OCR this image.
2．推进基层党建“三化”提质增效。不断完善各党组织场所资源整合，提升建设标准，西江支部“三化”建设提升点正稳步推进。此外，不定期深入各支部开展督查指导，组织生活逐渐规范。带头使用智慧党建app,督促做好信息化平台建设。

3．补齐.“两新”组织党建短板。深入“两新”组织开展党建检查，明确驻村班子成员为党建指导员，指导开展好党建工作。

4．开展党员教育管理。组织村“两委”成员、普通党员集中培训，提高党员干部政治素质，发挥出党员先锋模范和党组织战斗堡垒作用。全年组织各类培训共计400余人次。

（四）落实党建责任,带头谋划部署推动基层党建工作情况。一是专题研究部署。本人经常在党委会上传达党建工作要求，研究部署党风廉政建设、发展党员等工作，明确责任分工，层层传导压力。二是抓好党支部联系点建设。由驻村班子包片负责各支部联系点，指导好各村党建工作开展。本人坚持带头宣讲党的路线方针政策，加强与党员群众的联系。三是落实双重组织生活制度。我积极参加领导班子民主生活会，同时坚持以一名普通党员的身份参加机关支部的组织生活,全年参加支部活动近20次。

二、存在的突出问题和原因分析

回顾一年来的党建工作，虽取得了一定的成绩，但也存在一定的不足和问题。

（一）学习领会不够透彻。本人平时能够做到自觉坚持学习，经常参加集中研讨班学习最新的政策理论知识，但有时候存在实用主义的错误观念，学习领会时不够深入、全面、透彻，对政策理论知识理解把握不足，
· · ·
Write out the material exactly as given.

The answer =>
OCR this image.
2．推进基层党建“三化”提质增效。不断完善各党组织场所资源整合，提升建设标准，西江支部“三化”建设提升点正稳步推进。此外，不定期深入各支部开展督查指导，组织生活逐渐规范。带头使用智慧党建app,督促做好信息化平台建设。

3．补齐.“两新”组织党建短板。深入“两新”组织开展党建检查，明确驻村班子成员为党建指导员，指导开展好党建工作。

4．开展党员教育管理。组织村“两委”成员、普通党员集中培训，提高党员干部政治素质，发挥出党员先锋模范和党组织战斗堡垒作用。全年组织各类培训共计400余人次。

（四）落实党建责任,带头谋划部署推动基层党建工作情况。一是专题研究部署。本人经常在党委会上传达党建工作要求，研究部署党风廉政建设、发展党员等工作，明确责任分工，层层传导压力。二是抓好党支部联系点建设。由驻村班子包片负责各支部联系点，指导好各村党建工作开展。本人坚持带头宣讲党的路线方针政策，加强与党员群众的联系。三是落实双重组织生活制度。我积极参加领导班子民主生活会，同时坚持以一名普通党员的身份参加机关支部的组织生活,全年参加支部活动近20次。

二、存在的突出问题和原因分析

回顾一年来的党建工作，虽取得了一定的成绩，但也存在一定的不足和问题。

（一）学习领会不够透彻。本人平时能够做到自觉坚持学习，经常参加集中研讨班学习最新的政策理论知识，但有时候存在实用主义的错误观念，学习领会时不够深入、全面、透彻，对政策理论知识理解把握不足，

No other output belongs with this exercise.